TASK:
Return each line containing "Фрунзе".

SUPPLIED MATERIAL:

################

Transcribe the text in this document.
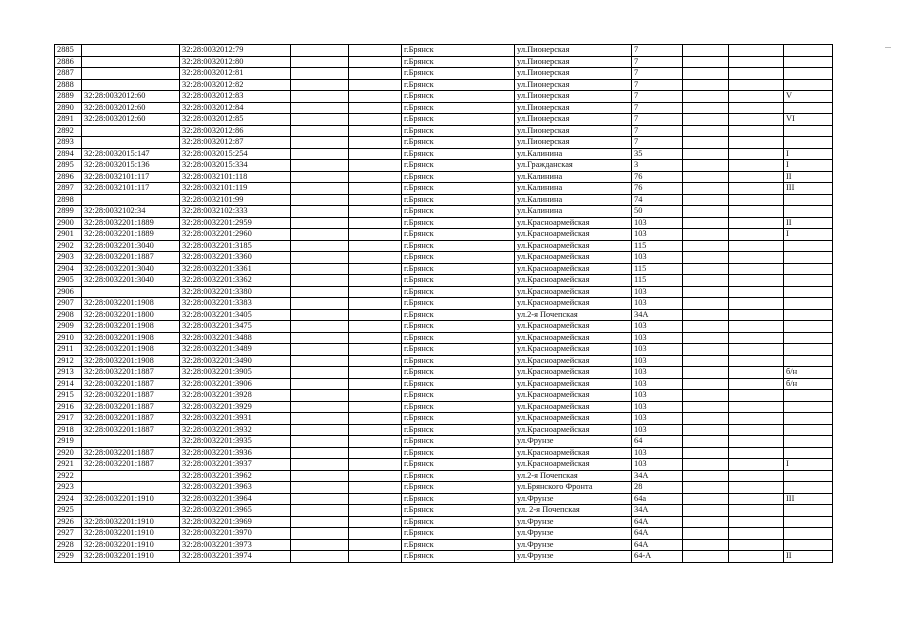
2885		32:28:0032012:79			г.Брянск	ул.Пионерская	7			
2886		32:28:0032012:80			г.Брянск	ул.Пионерская	7			
2887		32:28:0032012:81			г.Брянск	ул.Пионерская	7			
2888		32:28:0032012:82			г.Брянск	ул.Пионерская	7			
2889	32:28:0032012:60	32:28:0032012:83			г.Брянск	ул.Пионерская	7			V
2890	32:28:0032012:60	32:28:0032012:84			г.Брянск	ул.Пионерская	7			
2891	32:28:0032012:60	32:28:0032012:85			г.Брянск	ул.Пионерская	7			VI
2892		32:28:0032012:86			г.Брянск	ул.Пионерская	7			
2893		32:28:0032012:87			г.Брянск	ул.Пионерская	7			
2894	32:28:0032015:147	32:28:0032015:254			г.Брянск	ул.Калинина	35			I
2895	32:28:0032015:136	32:28:0032015:334			г.Брянск	ул.Гражданская	3			I
2896	32:28:0032101:117	32:28:0032101:118			г.Брянск	ул.Калинина	76			II
2897	32:28:0032101:117	32:28:0032101:119			г.Брянск	ул.Калинина	76			III
2898		32:28:0032101:99			г.Брянск	ул.Калинина	74			
2899	32:28:0032102:34	32:28:0032102:333			г.Брянск	ул.Калинина	50			
2900	32:28:0032201:1889	32:28:0032201:2959			г.Брянск	ул.Красноармейская	103			II
2901	32:28:0032201:1889	32:28:0032201:2960			г.Брянск	ул.Красноармейская	103			I
2902	32:28:0032201:3040	32:28:0032201:3185			г.Брянск	ул.Красноармейская	115			
2903	32:28:0032201:1887	32:28:0032201:3360			г.Брянск	ул.Красноармейская	103			
2904	32:28:0032201:3040	32:28:0032201:3361			г.Брянск	ул.Красноармейская	115			
2905	32:28:0032201:3040	32:28:0032201:3362			г.Брянск	ул.Красноармейская	115			
2906		32:28:0032201:3380			г.Брянск	ул.Красноармейская	103			
2907	32:28:0032201:1908	32:28:0032201:3383			г.Брянск	ул.Красноармейская	103			
2908	32:28:0032201:1800	32:28:0032201:3405			г.Брянск	ул.2-я Почепская	34А			
2909	32:28:0032201:1908	32:28:0032201:3475			г.Брянск	ул.Красноармейская	103			
2910	32:28:0032201:1908	32:28:0032201:3488			г.Брянск	ул.Красноармейская	103			
2911	32:28:0032201:1908	32:28:0032201:3489			г.Брянск	ул.Красноармейская	103			
2912	32:28:0032201:1908	32:28:0032201:3490			г.Брянск	ул.Красноармейская	103			
2913	32:28:0032201:1887	32:28:0032201:3905			г.Брянск	ул.Красноармейская	103			б/н
2914	32:28:0032201:1887	32:28:0032201:3906			г.Брянск	ул.Красноармейская	103			б/н
2915	32:28:0032201:1887	32:28:0032201:3928			г.Брянск	ул.Красноармейская	103			
2916	32:28:0032201:1887	32:28:0032201:3929			г.Брянск	ул.Красноармейская	103			
2917	32:28:0032201:1887	32:28:0032201:3931			г.Брянск	ул.Красноармейская	103			
2918	32:28:0032201:1887	32:28:0032201:3932			г.Брянск	ул.Красноармейская	103			
2919		32:28:0032201:3935			г.Брянск	ул.Фрунзе	64			
2920	32:28:0032201:1887	32:28:0032201:3936			г.Брянск	ул.Красноармейская	103			
2921	32:28:0032201:1887	32:28:0032201:3937			г.Брянск	ул.Красноармейская	103			I
2922		32:28:0032201:3962			г.Брянск	ул.2-я Почепская	34А			
2923		32:28:0032201:3963			г.Брянск	ул.Брянского Фронта	28			
2924	32:28:0032201:1910	32:28:0032201:3964			г.Брянск	ул.Фрунзе	64а			III
2925		32:28:0032201:3965			г.Брянск	ул. 2-я Почепская	34А			
2926	32:28:0032201:1910	32:28:0032201:3969			г.Брянск	ул.Фрунзе	64А			
2927	32:28:0032201:1910	32:28:0032201:3970			г.Брянск	ул.Фрунзе	64А			
2928	32:28:0032201:1910	32:28:0032201:3973			г.Брянск	ул.Фрунзе	64А			
2929	32:28:0032201:1910	32:28:0032201:3974			г.Брянск	ул.Фрунзе	64-А			II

################

SOLUTION FOR THIS EXERCISE:
2919		32:28:0032201:3935			г.Брянск	ул.Фрунзе	64			
2924	32:28:0032201:1910	32:28:0032201:3964			г.Брянск	ул.Фрунзе	64а			III
2926	32:28:0032201:1910	32:28:0032201:3969			г.Брянск	ул.Фрунзе	64А			
2927	32:28:0032201:1910	32:28:0032201:3970			г.Брянск	ул.Фрунзе	64А			
2928	32:28:0032201:1910	32:28:0032201:3973			г.Брянск	ул.Фрунзе	64А			
2929	32:28:0032201:1910	32:28:0032201:3974			г.Брянск	ул.Фрунзе	64-А			II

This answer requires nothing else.